### Aim
Among the lines of these entries, how many hold the word "ylabel"? State only the number.

— start Stored records —

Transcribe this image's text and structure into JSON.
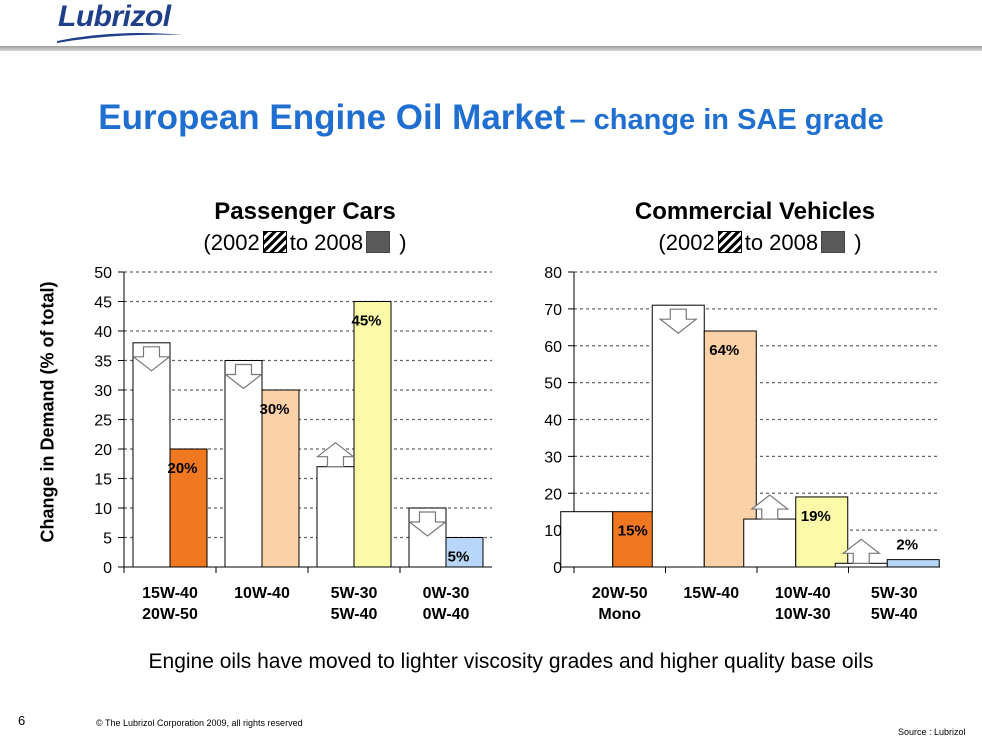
{
  "brand": {
    "logo": "Lubrizol"
  },
  "page": {
    "title_main": "European Engine Oil Market",
    "title_sub": "– change in SAE grade",
    "footer_note": "Engine oils have moved to lighter viscosity grades and higher quality base oils",
    "page_number": "6",
    "copyright": "© The Lubrizol Corporation 2009, all rights reserved",
    "source": "Source : Lubrizol"
  },
  "colors": {
    "title": "#1f6fd0",
    "bar_2002": "#ffffff"
  },
  "chart_data": [
    {
      "type": "bar",
      "title": "Passenger Cars",
      "legend": {
        "open": "(2002",
        "mid": "to 2008",
        "close": ")"
      },
      "ylabel": "Change in Demand (% of total)",
      "ylim": [
        0,
        50
      ],
      "yticks": [
        0,
        5,
        10,
        15,
        20,
        25,
        30,
        35,
        40,
        45,
        50
      ],
      "categories": [
        [
          "15W-40",
          "20W-50"
        ],
        [
          "10W-40"
        ],
        [
          "5W-30",
          "5W-40"
        ],
        [
          "0W-30",
          "0W-40"
        ]
      ],
      "series": [
        {
          "name": "2002",
          "values": [
            38,
            35,
            17,
            10
          ]
        },
        {
          "name": "2008",
          "values": [
            20,
            30,
            45,
            5
          ]
        }
      ],
      "labels_2008": [
        "20%",
        "30%",
        "45%",
        "5%"
      ],
      "colors_2008": [
        "#f07820",
        "#fbd2a8",
        "#fafaa8",
        "#b8d6f8"
      ],
      "trend": [
        "down",
        "down",
        "up",
        "down"
      ]
    },
    {
      "type": "bar",
      "title": "Commercial Vehicles",
      "legend": {
        "open": "(2002",
        "mid": "to 2008",
        "close": ")"
      },
      "ylabel": "",
      "ylim": [
        0,
        80
      ],
      "yticks": [
        0,
        10,
        20,
        30,
        40,
        50,
        60,
        70,
        80
      ],
      "categories": [
        [
          "20W-50",
          "Mono"
        ],
        [
          "15W-40"
        ],
        [
          "10W-40",
          "10W-30"
        ],
        [
          "5W-30",
          "5W-40"
        ]
      ],
      "series": [
        {
          "name": "2002",
          "values": [
            15,
            71,
            13,
            1
          ]
        },
        {
          "name": "2008",
          "values": [
            15,
            64,
            19,
            2
          ]
        }
      ],
      "labels_2008": [
        "15%",
        "64%",
        "19%",
        "2%"
      ],
      "colors_2008": [
        "#f07820",
        "#fbd2a8",
        "#fafaa8",
        "#b8d6f8"
      ],
      "trend": [
        "none",
        "down",
        "up",
        "up"
      ]
    }
  ]
}
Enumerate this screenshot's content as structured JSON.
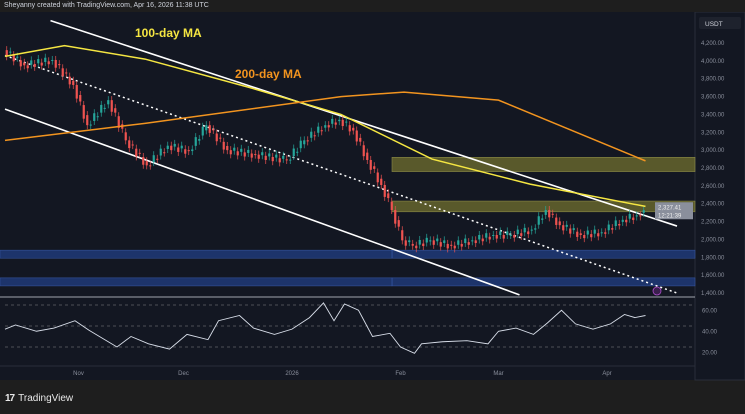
{
  "header": {
    "credit": "Sheyanny created with TradingView.com, Apr 16, 2026 11:38 UTC"
  },
  "footer": {
    "brand": "TradingView",
    "logo_icon": "tradingview-logo-icon"
  },
  "colors": {
    "bg": "#131722",
    "up": "#26a69a",
    "down": "#ef5350",
    "ma100": "#f5e642",
    "ma200": "#f2941f",
    "supply_zone": "#6b6a2e",
    "demand_zone": "#1f3a78",
    "rsi": "#d8dee9"
  },
  "chart_data": {
    "type": "candlestick",
    "currency": "USDT",
    "annotations": {
      "ma100_label": "100-day MA",
      "ma200_label": "200-day MA"
    },
    "price_axis": {
      "ticks": [
        "4,200.00",
        "4,000.00",
        "3,800.00",
        "3,600.00",
        "3,400.00",
        "3,200.00",
        "3,000.00",
        "2,800.00",
        "2,600.00",
        "2,400.00",
        "2,200.00",
        "2,000.00",
        "1,800.00",
        "1,600.00",
        "1,400.00"
      ],
      "range": [
        1400,
        4200
      ]
    },
    "last_price": "2,327.41",
    "countdown": "12:21:39",
    "time_axis": [
      "Nov",
      "Dec",
      "2026",
      "Feb",
      "Mar",
      "Apr"
    ],
    "closes": [
      [
        "2025-10-11",
        4120
      ],
      [
        "2025-10-17",
        3950
      ],
      [
        "2025-10-25",
        4010
      ],
      [
        "2025-10-31",
        3730
      ],
      [
        "2025-11-04",
        3280
      ],
      [
        "2025-11-10",
        3560
      ],
      [
        "2025-11-15",
        3110
      ],
      [
        "2025-11-21",
        2830
      ],
      [
        "2025-11-27",
        3050
      ],
      [
        "2025-12-03",
        2990
      ],
      [
        "2025-12-08",
        3280
      ],
      [
        "2025-12-14",
        3000
      ],
      [
        "2025-12-22",
        2950
      ],
      [
        "2025-12-31",
        2890
      ],
      [
        "2026-01-05",
        3110
      ],
      [
        "2026-01-11",
        3280
      ],
      [
        "2026-01-15",
        3340
      ],
      [
        "2026-01-19",
        3220
      ],
      [
        "2026-01-23",
        2890
      ],
      [
        "2026-01-27",
        2610
      ],
      [
        "2026-01-30",
        2330
      ],
      [
        "2026-02-02",
        1990
      ],
      [
        "2026-02-05",
        1930
      ],
      [
        "2026-02-10",
        1990
      ],
      [
        "2026-02-16",
        1930
      ],
      [
        "2026-02-22",
        1990
      ],
      [
        "2026-02-28",
        2050
      ],
      [
        "2026-03-05",
        2050
      ],
      [
        "2026-03-11",
        2110
      ],
      [
        "2026-03-15",
        2330
      ],
      [
        "2026-03-19",
        2160
      ],
      [
        "2026-03-25",
        2050
      ],
      [
        "2026-03-31",
        2080
      ],
      [
        "2026-04-06",
        2220
      ],
      [
        "2026-04-10",
        2270
      ],
      [
        "2026-04-12",
        2327
      ]
    ],
    "ma100": [
      [
        "2025-10-11",
        4050
      ],
      [
        "2025-10-28",
        4170
      ],
      [
        "2025-11-20",
        4020
      ],
      [
        "2025-12-20",
        3700
      ],
      [
        "2026-01-15",
        3400
      ],
      [
        "2026-02-10",
        2900
      ],
      [
        "2026-03-10",
        2620
      ],
      [
        "2026-04-12",
        2370
      ]
    ],
    "ma200": [
      [
        "2025-10-11",
        3110
      ],
      [
        "2025-11-20",
        3300
      ],
      [
        "2026-01-15",
        3600
      ],
      [
        "2026-02-02",
        3650
      ],
      [
        "2026-03-01",
        3560
      ],
      [
        "2026-04-12",
        2880
      ]
    ],
    "zones": [
      {
        "type": "supply",
        "from": 2760,
        "to": 2920
      },
      {
        "type": "supply",
        "from": 2310,
        "to": 2430
      },
      {
        "type": "demand",
        "from": 1790,
        "to": 1880
      },
      {
        "type": "demand",
        "from": 1480,
        "to": 1570
      }
    ],
    "channel": {
      "upper": [
        [
          "2025-10-24",
          4450
        ],
        [
          "2026-04-21",
          2150
        ]
      ],
      "lower": [
        [
          "2025-10-11",
          3460
        ],
        [
          "2026-03-07",
          1380
        ]
      ],
      "mid_dotted": [
        [
          "2025-10-11",
          4060
        ],
        [
          "2026-04-21",
          1400
        ]
      ]
    },
    "rsi": {
      "axis": [
        "60.00",
        "40.00",
        "20.00"
      ],
      "levels": [
        70,
        50,
        30
      ],
      "values": [
        [
          "2025-10-11",
          47
        ],
        [
          "2025-10-14",
          51
        ],
        [
          "2025-10-20",
          45
        ],
        [
          "2025-10-25",
          48
        ],
        [
          "2025-10-31",
          55
        ],
        [
          "2025-11-04",
          46
        ],
        [
          "2025-11-08",
          38
        ],
        [
          "2025-11-12",
          30
        ],
        [
          "2025-11-16",
          40
        ],
        [
          "2025-11-21",
          33
        ],
        [
          "2025-11-27",
          28
        ],
        [
          "2025-12-02",
          42
        ],
        [
          "2025-12-08",
          37
        ],
        [
          "2025-12-11",
          55
        ],
        [
          "2025-12-17",
          60
        ],
        [
          "2025-12-21",
          48
        ],
        [
          "2025-12-27",
          42
        ],
        [
          "2026-01-01",
          47
        ],
        [
          "2026-01-06",
          58
        ],
        [
          "2026-01-10",
          72
        ],
        [
          "2026-01-13",
          55
        ],
        [
          "2026-01-16",
          71
        ],
        [
          "2026-01-20",
          65
        ],
        [
          "2026-01-24",
          40
        ],
        [
          "2026-01-29",
          43
        ],
        [
          "2026-02-01",
          30
        ],
        [
          "2026-02-05",
          24
        ],
        [
          "2026-02-07",
          33
        ],
        [
          "2026-02-13",
          35
        ],
        [
          "2026-02-20",
          36
        ],
        [
          "2026-02-26",
          33
        ],
        [
          "2026-03-01",
          45
        ],
        [
          "2026-03-06",
          48
        ],
        [
          "2026-03-11",
          42
        ],
        [
          "2026-03-15",
          53
        ],
        [
          "2026-03-19",
          65
        ],
        [
          "2026-03-23",
          52
        ],
        [
          "2026-03-28",
          47
        ],
        [
          "2026-04-02",
          52
        ],
        [
          "2026-04-06",
          61
        ],
        [
          "2026-04-09",
          58
        ],
        [
          "2026-04-12",
          60
        ]
      ]
    }
  }
}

— end Stored records —

### Worked answer
2